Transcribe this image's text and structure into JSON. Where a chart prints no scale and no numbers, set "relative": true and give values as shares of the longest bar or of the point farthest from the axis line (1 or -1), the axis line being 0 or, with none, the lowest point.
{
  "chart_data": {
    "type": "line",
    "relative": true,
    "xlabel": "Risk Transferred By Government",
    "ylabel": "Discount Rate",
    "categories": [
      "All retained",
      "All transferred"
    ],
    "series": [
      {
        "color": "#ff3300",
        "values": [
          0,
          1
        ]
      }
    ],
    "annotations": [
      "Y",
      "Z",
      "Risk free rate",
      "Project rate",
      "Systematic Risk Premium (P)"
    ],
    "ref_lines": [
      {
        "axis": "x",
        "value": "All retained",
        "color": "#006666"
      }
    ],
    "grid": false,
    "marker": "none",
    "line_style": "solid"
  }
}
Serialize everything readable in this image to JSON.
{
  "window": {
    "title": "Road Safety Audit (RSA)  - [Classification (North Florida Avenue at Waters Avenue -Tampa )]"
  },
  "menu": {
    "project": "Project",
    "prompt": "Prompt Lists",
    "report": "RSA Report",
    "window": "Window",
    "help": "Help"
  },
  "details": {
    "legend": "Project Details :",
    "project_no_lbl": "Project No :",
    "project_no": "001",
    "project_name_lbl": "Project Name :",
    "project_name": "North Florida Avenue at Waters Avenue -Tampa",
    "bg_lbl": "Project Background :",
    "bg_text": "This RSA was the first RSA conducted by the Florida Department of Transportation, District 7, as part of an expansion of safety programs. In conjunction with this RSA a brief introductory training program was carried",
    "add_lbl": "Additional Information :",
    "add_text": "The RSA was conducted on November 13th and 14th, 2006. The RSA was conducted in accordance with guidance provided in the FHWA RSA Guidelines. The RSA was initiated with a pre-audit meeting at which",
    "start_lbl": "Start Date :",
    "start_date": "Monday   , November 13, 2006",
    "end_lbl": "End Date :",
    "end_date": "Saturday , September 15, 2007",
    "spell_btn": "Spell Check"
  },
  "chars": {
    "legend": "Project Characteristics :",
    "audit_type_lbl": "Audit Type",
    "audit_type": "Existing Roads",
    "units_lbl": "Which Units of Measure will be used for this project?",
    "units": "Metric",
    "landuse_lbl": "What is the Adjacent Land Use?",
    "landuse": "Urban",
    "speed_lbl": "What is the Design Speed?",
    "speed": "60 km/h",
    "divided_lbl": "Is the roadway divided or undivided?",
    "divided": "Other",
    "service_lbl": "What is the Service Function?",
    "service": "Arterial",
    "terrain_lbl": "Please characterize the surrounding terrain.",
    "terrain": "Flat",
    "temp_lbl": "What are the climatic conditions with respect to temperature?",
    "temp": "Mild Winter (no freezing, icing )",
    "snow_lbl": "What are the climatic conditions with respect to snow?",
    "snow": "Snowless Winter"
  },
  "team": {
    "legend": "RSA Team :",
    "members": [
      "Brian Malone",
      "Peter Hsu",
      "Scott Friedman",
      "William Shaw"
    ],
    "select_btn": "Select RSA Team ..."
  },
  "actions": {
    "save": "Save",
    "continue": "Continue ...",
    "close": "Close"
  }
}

---

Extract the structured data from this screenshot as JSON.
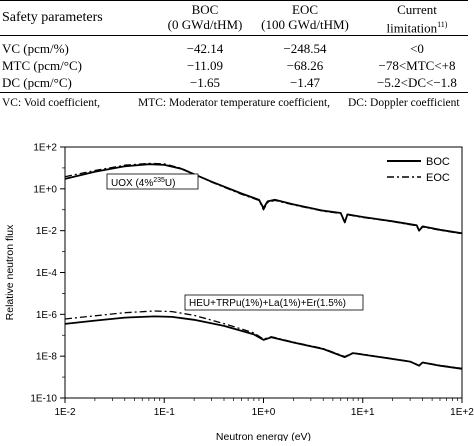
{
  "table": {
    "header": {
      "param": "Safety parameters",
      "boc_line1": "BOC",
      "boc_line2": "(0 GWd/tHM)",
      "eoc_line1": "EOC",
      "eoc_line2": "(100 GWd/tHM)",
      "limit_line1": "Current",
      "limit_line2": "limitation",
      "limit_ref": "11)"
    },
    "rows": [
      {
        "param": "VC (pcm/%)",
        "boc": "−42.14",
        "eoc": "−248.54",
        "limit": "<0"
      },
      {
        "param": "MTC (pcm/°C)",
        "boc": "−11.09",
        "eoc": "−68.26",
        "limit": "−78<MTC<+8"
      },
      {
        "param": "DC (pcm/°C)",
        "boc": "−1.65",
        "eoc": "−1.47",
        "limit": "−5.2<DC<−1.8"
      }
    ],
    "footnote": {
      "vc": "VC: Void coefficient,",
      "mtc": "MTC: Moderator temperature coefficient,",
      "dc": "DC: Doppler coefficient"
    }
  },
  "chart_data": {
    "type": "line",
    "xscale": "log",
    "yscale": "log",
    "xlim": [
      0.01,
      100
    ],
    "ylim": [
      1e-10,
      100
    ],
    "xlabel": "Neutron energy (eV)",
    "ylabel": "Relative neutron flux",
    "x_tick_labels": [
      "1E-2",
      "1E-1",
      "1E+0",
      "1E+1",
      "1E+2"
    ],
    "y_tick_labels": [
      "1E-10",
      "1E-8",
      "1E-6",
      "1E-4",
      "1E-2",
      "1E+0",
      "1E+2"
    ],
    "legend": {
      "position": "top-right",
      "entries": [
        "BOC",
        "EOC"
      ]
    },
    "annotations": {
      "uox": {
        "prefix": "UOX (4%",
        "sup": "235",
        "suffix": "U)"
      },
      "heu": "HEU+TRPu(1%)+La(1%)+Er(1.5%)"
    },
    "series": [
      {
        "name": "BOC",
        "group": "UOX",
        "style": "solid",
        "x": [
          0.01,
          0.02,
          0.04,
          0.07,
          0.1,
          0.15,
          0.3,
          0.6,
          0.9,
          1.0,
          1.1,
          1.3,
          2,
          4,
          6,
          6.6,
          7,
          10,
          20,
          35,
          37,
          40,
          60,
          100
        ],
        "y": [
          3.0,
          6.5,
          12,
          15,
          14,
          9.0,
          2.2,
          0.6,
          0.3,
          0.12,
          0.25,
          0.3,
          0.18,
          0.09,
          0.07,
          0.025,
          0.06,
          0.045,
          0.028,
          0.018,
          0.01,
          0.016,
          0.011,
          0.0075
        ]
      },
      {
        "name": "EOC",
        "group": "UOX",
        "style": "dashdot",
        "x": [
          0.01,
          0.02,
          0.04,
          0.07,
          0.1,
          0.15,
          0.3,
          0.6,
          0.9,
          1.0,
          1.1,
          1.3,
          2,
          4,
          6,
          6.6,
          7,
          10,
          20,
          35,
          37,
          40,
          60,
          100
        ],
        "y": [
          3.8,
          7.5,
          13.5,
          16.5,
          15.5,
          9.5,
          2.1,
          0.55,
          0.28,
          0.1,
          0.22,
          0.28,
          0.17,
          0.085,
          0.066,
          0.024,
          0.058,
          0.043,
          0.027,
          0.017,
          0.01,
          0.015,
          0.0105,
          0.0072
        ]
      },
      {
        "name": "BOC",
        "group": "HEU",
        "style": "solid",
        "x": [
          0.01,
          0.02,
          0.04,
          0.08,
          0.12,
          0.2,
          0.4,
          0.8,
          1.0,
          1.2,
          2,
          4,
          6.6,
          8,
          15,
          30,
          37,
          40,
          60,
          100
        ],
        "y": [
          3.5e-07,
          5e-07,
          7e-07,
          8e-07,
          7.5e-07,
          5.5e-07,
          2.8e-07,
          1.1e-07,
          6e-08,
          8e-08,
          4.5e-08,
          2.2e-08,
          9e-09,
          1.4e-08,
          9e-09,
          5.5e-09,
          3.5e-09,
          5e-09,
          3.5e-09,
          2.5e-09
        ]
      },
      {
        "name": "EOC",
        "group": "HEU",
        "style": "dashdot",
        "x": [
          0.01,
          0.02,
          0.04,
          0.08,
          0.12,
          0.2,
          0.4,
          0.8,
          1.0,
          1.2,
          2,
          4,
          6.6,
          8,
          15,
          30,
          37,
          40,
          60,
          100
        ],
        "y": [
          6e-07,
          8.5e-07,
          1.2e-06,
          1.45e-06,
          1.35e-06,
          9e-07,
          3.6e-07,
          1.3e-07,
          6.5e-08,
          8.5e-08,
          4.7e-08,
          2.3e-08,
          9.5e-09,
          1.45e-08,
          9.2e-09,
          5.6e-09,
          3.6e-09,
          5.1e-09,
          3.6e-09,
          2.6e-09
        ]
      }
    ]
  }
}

# Objective
Scan the listing above for the word "snow" and copy every line that holds it.

# Solution for this problem
    "snow_lbl": "What are the climatic conditions with respect to snow?",
    "snow": "Snowless Winter"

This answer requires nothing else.